#### Objective
Transcribe each line of the listing below word for word, leaving out the pictures.

BEGIN Entries

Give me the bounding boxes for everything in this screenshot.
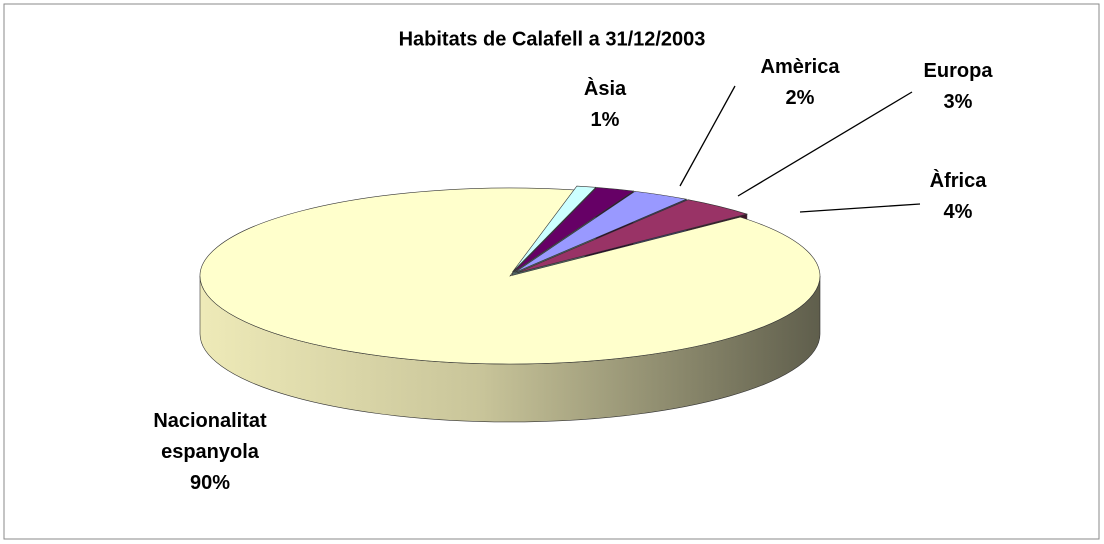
data-label: Europa 3%: [888, 56, 1028, 118]
pie: [199, 185, 821, 423]
category-label: Nacionalitat espanyola: [153, 410, 267, 463]
data-label-box: Àfrica 4%: [888, 166, 1028, 228]
data-label-box: Europa 3%: [888, 56, 1028, 118]
data-label-box: Amèrica 2%: [730, 52, 870, 114]
data-label-box: Àsia 1%: [545, 74, 665, 136]
leader-line: [737, 91, 913, 197]
value-label: 1%: [590, 109, 620, 131]
pie-slice: [199, 187, 821, 365]
data-label: Àsia 1%: [545, 74, 665, 136]
category-label: Àfrica: [929, 170, 987, 192]
pie-slice: [516, 199, 749, 274]
value-label: 2%: [785, 87, 815, 109]
leader-line: [679, 85, 736, 187]
category-label: Europa: [923, 60, 993, 82]
value-label: 90%: [189, 472, 231, 494]
data-label-box: Nacionalitat espanyola 90%: [135, 406, 285, 499]
pie-slice: [513, 187, 635, 273]
pie-slice: [512, 185, 597, 273]
data-label: Nacionalitat espanyola 90%: [135, 406, 285, 499]
value-label: 4%: [943, 201, 973, 223]
pie-slice: [514, 191, 688, 273]
value-label: 3%: [943, 91, 973, 113]
data-label: Amèrica 2%: [730, 52, 870, 114]
category-label: Àsia: [583, 78, 627, 100]
chart-title: Habitats de Calafell a 31/12/2003: [399, 28, 706, 50]
category-label: Amèrica: [760, 56, 840, 78]
leader-line: [799, 203, 921, 213]
data-label: Àfrica 4%: [888, 166, 1028, 228]
leader-lines: [679, 85, 921, 213]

END Entries

#### Written solution
Give me the bounding boxes for everything in this screenshot.
data-label: Europa 3%: [888, 56, 1028, 118]
pie: [199, 185, 821, 423]
category-label: Nacionalitat espanyola: [153, 410, 267, 463]
data-label-box: Àfrica 4%: [888, 166, 1028, 228]
data-label-box: Europa 3%: [888, 56, 1028, 118]
data-label-box: Amèrica 2%: [730, 52, 870, 114]
data-label-box: Àsia 1%: [545, 74, 665, 136]
leader-line: [737, 91, 913, 197]
value-label: 1%: [590, 109, 620, 131]
pie-slice: [199, 187, 821, 365]
data-label: Àsia 1%: [545, 74, 665, 136]
category-label: Àfrica: [929, 170, 987, 192]
pie-slice: [516, 199, 749, 274]
value-label: 2%: [785, 87, 815, 109]
leader-line: [679, 85, 736, 187]
category-label: Europa: [923, 60, 993, 82]
value-label: 90%: [189, 472, 231, 494]
data-label-box: Nacionalitat espanyola 90%: [135, 406, 285, 499]
pie-slice: [513, 187, 635, 273]
pie-slice: [512, 185, 597, 273]
data-label: Nacionalitat espanyola 90%: [135, 406, 285, 499]
value-label: 4%: [943, 201, 973, 223]
pie-slice: [514, 191, 688, 273]
value-label: 3%: [943, 91, 973, 113]
data-label: Amèrica 2%: [730, 52, 870, 114]
category-label: Àsia: [583, 78, 627, 100]
chart-title: Habitats de Calafell a 31/12/2003: [399, 28, 706, 50]
category-label: Amèrica: [760, 56, 840, 78]
leader-line: [799, 203, 921, 213]
data-label: Àfrica 4%: [888, 166, 1028, 228]
leader-lines: [679, 85, 921, 213]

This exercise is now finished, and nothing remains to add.